Source records:
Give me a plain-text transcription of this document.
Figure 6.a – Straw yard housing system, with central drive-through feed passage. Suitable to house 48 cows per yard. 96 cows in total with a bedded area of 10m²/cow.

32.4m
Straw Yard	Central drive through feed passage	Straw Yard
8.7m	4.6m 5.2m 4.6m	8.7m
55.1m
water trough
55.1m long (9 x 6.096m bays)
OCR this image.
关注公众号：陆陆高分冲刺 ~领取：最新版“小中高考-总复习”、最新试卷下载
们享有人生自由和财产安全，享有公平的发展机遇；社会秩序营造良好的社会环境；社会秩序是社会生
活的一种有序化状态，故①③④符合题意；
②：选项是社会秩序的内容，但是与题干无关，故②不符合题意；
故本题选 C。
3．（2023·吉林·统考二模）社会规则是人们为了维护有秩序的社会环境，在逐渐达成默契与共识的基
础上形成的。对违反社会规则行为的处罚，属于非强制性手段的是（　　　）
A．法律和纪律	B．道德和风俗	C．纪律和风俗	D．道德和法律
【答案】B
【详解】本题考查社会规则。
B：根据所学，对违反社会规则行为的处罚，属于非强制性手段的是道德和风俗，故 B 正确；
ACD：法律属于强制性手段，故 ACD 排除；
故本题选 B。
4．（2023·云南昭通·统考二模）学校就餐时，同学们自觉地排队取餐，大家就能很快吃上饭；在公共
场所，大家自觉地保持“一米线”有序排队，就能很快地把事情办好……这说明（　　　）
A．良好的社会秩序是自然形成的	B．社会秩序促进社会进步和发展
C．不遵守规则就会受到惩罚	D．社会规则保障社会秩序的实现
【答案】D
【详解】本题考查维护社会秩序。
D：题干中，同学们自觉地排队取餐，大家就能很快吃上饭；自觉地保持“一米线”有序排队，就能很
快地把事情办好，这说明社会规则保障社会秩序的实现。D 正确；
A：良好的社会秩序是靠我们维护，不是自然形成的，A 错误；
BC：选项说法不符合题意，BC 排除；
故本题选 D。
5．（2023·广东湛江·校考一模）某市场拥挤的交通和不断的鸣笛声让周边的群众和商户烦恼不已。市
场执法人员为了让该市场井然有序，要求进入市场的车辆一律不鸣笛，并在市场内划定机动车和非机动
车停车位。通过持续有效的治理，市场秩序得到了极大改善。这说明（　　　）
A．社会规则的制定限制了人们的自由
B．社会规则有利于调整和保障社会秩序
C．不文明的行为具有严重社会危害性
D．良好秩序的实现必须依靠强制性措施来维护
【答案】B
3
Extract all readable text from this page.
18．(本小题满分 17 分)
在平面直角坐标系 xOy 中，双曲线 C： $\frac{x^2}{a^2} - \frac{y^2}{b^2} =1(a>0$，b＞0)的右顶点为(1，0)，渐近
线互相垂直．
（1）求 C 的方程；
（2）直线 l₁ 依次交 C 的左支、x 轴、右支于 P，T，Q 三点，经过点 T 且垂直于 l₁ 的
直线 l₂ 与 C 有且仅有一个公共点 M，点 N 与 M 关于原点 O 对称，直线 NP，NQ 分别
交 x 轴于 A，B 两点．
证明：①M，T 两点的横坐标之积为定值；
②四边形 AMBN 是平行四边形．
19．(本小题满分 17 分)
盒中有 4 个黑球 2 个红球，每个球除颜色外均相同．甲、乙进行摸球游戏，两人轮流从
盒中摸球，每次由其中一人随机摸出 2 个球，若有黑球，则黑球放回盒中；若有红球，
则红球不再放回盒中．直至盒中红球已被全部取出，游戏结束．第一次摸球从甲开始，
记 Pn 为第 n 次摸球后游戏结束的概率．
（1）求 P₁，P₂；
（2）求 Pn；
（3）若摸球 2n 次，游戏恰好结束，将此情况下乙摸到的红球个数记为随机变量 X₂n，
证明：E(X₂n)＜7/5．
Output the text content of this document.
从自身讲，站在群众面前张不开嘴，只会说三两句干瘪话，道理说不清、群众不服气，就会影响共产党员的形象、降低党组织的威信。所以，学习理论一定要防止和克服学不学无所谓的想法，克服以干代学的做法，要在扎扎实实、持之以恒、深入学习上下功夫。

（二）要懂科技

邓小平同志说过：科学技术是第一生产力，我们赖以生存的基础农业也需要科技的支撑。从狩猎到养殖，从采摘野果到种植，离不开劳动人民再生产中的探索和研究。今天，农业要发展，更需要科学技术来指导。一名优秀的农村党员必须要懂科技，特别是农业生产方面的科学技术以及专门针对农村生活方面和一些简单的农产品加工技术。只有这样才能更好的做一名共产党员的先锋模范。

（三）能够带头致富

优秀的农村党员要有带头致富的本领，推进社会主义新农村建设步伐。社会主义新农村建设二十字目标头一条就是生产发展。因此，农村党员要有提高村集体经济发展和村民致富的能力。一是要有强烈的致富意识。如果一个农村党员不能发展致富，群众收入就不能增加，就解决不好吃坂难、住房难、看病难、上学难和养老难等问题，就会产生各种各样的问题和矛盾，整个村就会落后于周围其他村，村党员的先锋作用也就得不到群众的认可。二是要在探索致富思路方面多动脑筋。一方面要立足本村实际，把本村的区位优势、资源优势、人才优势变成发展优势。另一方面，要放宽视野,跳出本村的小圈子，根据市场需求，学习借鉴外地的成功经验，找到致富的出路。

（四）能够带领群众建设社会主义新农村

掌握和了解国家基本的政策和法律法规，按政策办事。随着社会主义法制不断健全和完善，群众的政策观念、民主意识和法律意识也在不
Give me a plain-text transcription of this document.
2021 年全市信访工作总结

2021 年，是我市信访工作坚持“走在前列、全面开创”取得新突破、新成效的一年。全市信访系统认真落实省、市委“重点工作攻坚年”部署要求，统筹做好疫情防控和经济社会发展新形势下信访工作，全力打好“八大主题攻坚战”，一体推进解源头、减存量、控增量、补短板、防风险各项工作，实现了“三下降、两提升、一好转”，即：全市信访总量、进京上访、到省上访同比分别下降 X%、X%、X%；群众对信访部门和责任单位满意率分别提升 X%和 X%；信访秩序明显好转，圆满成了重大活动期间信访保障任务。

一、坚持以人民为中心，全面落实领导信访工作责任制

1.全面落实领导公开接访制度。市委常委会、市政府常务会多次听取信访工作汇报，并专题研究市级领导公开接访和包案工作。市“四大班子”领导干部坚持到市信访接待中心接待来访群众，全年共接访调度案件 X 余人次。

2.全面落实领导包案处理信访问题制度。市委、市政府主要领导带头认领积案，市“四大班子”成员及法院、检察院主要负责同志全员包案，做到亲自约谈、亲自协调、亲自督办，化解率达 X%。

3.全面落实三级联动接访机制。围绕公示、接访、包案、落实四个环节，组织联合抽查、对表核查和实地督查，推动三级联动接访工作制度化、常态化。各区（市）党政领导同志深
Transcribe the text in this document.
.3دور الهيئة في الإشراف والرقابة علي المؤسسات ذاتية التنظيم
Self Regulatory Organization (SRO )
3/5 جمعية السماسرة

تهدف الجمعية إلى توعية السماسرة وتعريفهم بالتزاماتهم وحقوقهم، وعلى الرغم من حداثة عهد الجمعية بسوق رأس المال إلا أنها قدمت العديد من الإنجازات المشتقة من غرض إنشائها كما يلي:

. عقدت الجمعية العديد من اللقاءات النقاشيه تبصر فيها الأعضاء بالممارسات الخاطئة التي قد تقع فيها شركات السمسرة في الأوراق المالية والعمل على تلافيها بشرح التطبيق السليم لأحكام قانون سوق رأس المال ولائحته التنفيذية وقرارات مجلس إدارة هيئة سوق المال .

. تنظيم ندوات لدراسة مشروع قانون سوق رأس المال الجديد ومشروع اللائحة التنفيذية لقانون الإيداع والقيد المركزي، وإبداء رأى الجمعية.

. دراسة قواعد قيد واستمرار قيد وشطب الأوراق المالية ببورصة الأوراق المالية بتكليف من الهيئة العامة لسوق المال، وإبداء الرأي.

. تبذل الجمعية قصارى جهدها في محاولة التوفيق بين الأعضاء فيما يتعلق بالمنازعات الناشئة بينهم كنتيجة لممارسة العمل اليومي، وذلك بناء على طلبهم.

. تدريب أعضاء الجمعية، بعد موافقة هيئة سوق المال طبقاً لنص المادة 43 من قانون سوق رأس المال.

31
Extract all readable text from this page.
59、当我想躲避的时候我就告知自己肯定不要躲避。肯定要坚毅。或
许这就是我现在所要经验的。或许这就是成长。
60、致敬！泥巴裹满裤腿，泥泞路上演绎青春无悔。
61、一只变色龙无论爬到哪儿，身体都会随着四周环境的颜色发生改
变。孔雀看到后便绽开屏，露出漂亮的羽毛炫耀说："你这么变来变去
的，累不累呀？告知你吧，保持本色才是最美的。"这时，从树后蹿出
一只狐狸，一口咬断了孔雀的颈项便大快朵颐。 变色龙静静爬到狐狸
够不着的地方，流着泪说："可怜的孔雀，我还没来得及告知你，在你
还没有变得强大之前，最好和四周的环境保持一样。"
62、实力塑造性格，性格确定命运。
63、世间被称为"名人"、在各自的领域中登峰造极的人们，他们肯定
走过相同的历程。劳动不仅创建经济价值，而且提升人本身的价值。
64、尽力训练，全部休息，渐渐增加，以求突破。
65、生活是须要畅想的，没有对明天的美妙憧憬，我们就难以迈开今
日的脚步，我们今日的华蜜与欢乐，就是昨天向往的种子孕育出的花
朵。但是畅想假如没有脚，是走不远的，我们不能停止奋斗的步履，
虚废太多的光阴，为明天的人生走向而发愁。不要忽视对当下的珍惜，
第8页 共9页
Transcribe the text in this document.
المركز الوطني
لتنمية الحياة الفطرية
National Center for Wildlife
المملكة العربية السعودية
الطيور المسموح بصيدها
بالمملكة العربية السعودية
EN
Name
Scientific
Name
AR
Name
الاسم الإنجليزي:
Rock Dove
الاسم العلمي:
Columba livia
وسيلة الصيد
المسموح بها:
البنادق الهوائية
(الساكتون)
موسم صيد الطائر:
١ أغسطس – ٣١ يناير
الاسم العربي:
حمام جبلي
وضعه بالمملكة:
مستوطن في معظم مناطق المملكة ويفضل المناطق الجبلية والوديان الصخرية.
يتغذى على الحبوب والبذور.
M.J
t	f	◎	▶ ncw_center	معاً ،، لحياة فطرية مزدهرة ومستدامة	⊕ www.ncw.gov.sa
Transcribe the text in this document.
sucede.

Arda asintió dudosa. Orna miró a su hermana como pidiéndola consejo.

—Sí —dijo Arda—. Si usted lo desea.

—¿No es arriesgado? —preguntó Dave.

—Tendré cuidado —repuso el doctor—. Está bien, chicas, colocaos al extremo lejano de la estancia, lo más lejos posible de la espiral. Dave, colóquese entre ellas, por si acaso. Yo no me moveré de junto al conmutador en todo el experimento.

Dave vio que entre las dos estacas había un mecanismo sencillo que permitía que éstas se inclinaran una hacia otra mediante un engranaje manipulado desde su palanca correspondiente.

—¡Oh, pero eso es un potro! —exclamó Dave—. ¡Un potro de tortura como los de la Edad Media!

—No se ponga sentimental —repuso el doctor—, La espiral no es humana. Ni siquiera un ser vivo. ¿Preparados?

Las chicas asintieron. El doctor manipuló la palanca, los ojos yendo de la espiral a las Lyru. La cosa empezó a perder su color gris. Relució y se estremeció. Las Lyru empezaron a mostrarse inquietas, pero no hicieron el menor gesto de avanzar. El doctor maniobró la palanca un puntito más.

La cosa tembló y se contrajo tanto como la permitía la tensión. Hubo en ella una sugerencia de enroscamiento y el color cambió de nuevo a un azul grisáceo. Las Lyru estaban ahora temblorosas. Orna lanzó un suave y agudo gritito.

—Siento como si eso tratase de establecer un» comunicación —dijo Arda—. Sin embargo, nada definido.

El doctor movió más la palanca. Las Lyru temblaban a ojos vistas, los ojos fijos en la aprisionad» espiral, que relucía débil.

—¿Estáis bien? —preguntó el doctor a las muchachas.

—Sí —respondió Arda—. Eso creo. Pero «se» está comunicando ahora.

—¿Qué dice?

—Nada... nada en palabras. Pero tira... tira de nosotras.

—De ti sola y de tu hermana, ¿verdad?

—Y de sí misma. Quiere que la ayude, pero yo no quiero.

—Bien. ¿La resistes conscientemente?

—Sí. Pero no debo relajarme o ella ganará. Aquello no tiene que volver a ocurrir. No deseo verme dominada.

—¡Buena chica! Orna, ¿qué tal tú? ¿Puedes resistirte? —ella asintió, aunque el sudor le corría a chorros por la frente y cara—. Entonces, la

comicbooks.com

Exercise prompt: Show each line holding the word "السماسرة".

Right answer:
3/5 جمعية السماسرة
تهدف الجمعية إلى توعية السماسرة وتعريفهم بالتزاماتهم وحقوقهم، وعلى الرغم من حداثة عهد الجمعية بسوق رأس المال إلا أنها قدمت العديد من الإنجازات المشتقة من غرض إنشائها كما يلي:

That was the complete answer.